Data shown:
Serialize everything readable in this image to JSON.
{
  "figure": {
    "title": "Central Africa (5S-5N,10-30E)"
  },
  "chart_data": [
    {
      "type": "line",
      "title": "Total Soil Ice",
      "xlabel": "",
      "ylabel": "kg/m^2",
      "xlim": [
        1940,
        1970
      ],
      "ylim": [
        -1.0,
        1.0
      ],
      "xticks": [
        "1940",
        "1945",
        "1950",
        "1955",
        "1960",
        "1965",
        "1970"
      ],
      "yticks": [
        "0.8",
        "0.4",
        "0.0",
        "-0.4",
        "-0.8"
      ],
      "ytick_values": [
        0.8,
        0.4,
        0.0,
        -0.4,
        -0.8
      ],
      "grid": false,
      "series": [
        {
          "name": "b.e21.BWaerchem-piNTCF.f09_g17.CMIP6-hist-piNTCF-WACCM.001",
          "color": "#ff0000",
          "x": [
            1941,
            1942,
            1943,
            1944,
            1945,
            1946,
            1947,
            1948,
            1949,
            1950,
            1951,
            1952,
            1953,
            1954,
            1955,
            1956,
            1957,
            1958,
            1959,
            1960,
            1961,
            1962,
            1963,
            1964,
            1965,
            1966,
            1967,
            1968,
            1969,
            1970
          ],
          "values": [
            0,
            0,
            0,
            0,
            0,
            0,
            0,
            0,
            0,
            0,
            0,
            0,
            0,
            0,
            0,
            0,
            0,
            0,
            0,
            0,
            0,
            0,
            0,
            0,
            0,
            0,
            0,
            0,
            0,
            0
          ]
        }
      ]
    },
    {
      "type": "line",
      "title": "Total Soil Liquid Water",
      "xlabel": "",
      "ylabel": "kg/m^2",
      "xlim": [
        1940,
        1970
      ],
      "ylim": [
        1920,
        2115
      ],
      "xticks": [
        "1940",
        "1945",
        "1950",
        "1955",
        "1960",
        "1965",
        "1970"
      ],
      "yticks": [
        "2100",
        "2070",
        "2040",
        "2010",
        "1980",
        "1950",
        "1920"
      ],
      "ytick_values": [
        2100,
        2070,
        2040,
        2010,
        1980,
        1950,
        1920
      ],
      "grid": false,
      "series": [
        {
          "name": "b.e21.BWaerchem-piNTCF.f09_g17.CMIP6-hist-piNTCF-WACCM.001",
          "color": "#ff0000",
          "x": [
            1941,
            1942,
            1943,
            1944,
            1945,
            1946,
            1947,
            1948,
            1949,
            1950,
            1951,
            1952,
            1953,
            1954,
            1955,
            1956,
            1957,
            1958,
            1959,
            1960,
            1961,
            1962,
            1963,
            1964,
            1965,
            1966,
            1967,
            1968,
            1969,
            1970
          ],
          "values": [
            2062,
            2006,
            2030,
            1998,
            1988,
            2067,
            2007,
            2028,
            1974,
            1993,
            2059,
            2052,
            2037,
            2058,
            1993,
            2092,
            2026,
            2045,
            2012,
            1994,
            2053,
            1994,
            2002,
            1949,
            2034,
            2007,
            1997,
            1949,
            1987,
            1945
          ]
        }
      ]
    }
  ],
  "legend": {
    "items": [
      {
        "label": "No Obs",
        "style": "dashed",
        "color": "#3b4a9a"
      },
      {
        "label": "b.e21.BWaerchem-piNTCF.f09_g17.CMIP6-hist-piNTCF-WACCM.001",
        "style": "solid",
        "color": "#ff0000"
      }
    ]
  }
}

Task:
Write out every line from the records above, word for word.

Written response:
Serialize everything readable in this image to JSON.
{
  "figure": {
    "title": "Central Africa (5S-5N,10-30E)"
  },
  "chart_data": [
    {
      "type": "line",
      "title": "Total Soil Ice",
      "xlabel": "",
      "ylabel": "kg/m^2",
      "xlim": [
        1940,
        1970
      ],
      "ylim": [
        -1.0,
        1.0
      ],
      "xticks": [
        "1940",
        "1945",
        "1950",
        "1955",
        "1960",
        "1965",
        "1970"
      ],
      "yticks": [
        "0.8",
        "0.4",
        "0.0",
        "-0.4",
        "-0.8"
      ],
      "ytick_values": [
        0.8,
        0.4,
        0.0,
        -0.4,
        -0.8
      ],
      "grid": false,
      "series": [
        {
          "name": "b.e21.BWaerchem-piNTCF.f09_g17.CMIP6-hist-piNTCF-WACCM.001",
          "color": "#ff0000",
          "x": [
            1941,
            1942,
            1943,
            1944,
            1945,
            1946,
            1947,
            1948,
            1949,
            1950,
            1951,
            1952,
            1953,
            1954,
            1955,
            1956,
            1957,
            1958,
            1959,
            1960,
            1961,
            1962,
            1963,
            1964,
            1965,
            1966,
            1967,
            1968,
            1969,
            1970
          ],
          "values": [
            0,
            0,
            0,
            0,
            0,
            0,
            0,
            0,
            0,
            0,
            0,
            0,
            0,
            0,
            0,
            0,
            0,
            0,
            0,
            0,
            0,
            0,
            0,
            0,
            0,
            0,
            0,
            0,
            0,
            0
          ]
        }
      ]
    },
    {
      "type": "line",
      "title": "Total Soil Liquid Water",
      "xlabel": "",
      "ylabel": "kg/m^2",
      "xlim": [
        1940,
        1970
      ],
      "ylim": [
        1920,
        2115
      ],
      "xticks": [
        "1940",
        "1945",
        "1950",
        "1955",
        "1960",
        "1965",
        "1970"
      ],
      "yticks": [
        "2100",
        "2070",
        "2040",
        "2010",
        "1980",
        "1950",
        "1920"
      ],
      "ytick_values": [
        2100,
        2070,
        2040,
        2010,
        1980,
        1950,
        1920
      ],
      "grid": false,
      "series": [
        {
          "name": "b.e21.BWaerchem-piNTCF.f09_g17.CMIP6-hist-piNTCF-WACCM.001",
          "color": "#ff0000",
          "x": [
            1941,
            1942,
            1943,
            1944,
            1945,
            1946,
            1947,
            1948,
            1949,
            1950,
            1951,
            1952,
            1953,
            1954,
            1955,
            1956,
            1957,
            1958,
            1959,
            1960,
            1961,
            1962,
            1963,
            1964,
            1965,
            1966,
            1967,
            1968,
            1969,
            1970
          ],
          "values": [
            2062,
            2006,
            2030,
            1998,
            1988,
            2067,
            2007,
            2028,
            1974,
            1993,
            2059,
            2052,
            2037,
            2058,
            1993,
            2092,
            2026,
            2045,
            2012,
            1994,
            2053,
            1994,
            2002,
            1949,
            2034,
            2007,
            1997,
            1949,
            1987,
            1945
          ]
        }
      ]
    }
  ],
  "legend": {
    "items": [
      {
        "label": "No Obs",
        "style": "dashed",
        "color": "#3b4a9a"
      },
      {
        "label": "b.e21.BWaerchem-piNTCF.f09_g17.CMIP6-hist-piNTCF-WACCM.001",
        "style": "solid",
        "color": "#ff0000"
      }
    ]
  }
}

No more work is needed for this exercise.